→ DATA SHOWN

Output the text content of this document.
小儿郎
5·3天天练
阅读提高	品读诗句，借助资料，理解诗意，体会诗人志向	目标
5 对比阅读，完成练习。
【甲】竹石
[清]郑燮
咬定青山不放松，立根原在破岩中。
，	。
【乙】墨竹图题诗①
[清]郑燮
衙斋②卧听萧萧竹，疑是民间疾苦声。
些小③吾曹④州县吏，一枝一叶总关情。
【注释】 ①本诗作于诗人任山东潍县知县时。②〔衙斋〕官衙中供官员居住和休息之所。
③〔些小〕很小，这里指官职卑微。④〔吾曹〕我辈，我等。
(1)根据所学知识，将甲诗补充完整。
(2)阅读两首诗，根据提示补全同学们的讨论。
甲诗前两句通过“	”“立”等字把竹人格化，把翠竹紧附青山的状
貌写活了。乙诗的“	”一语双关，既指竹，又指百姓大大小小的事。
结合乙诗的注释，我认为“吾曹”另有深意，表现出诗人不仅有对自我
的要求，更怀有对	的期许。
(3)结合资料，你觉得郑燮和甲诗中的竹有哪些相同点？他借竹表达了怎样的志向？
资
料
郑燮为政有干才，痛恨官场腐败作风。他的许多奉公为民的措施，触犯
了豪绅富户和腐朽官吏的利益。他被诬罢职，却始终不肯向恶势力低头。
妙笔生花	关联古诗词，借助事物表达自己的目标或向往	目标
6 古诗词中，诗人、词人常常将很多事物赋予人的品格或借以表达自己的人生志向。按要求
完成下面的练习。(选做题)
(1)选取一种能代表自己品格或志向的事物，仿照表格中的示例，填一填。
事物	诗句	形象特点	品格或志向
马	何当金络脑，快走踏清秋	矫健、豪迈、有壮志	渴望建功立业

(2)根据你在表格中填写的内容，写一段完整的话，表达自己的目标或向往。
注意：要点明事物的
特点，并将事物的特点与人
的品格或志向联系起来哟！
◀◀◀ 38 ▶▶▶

→ EXERCISE INSTRUCTIONS
Your task is to return the full listing exactly as it was given.

→ THE COMPLETED TASK
Output the text content of this document.
小儿郎
5·3天天练
阅读提高	品读诗句，借助资料，理解诗意，体会诗人志向	目标
5 对比阅读，完成练习。
【甲】竹石
[清]郑燮
咬定青山不放松，立根原在破岩中。
，	。
【乙】墨竹图题诗①
[清]郑燮
衙斋②卧听萧萧竹，疑是民间疾苦声。
些小③吾曹④州县吏，一枝一叶总关情。
【注释】 ①本诗作于诗人任山东潍县知县时。②〔衙斋〕官衙中供官员居住和休息之所。
③〔些小〕很小，这里指官职卑微。④〔吾曹〕我辈，我等。
(1)根据所学知识，将甲诗补充完整。
(2)阅读两首诗，根据提示补全同学们的讨论。
甲诗前两句通过“	”“立”等字把竹人格化，把翠竹紧附青山的状
貌写活了。乙诗的“	”一语双关，既指竹，又指百姓大大小小的事。
结合乙诗的注释，我认为“吾曹”另有深意，表现出诗人不仅有对自我
的要求，更怀有对	的期许。
(3)结合资料，你觉得郑燮和甲诗中的竹有哪些相同点？他借竹表达了怎样的志向？
资
料
郑燮为政有干才，痛恨官场腐败作风。他的许多奉公为民的措施，触犯
了豪绅富户和腐朽官吏的利益。他被诬罢职，却始终不肯向恶势力低头。
妙笔生花	关联古诗词，借助事物表达自己的目标或向往	目标
6 古诗词中，诗人、词人常常将很多事物赋予人的品格或借以表达自己的人生志向。按要求
完成下面的练习。(选做题)
(1)选取一种能代表自己品格或志向的事物，仿照表格中的示例，填一填。
事物	诗句	形象特点	品格或志向
马	何当金络脑，快走踏清秋	矫健、豪迈、有壮志	渴望建功立业

(2)根据你在表格中填写的内容，写一段完整的话，表达自己的目标或向往。
注意：要点明事物的
特点，并将事物的特点与人
的品格或志向联系起来哟！
◀◀◀ 38 ▶▶▶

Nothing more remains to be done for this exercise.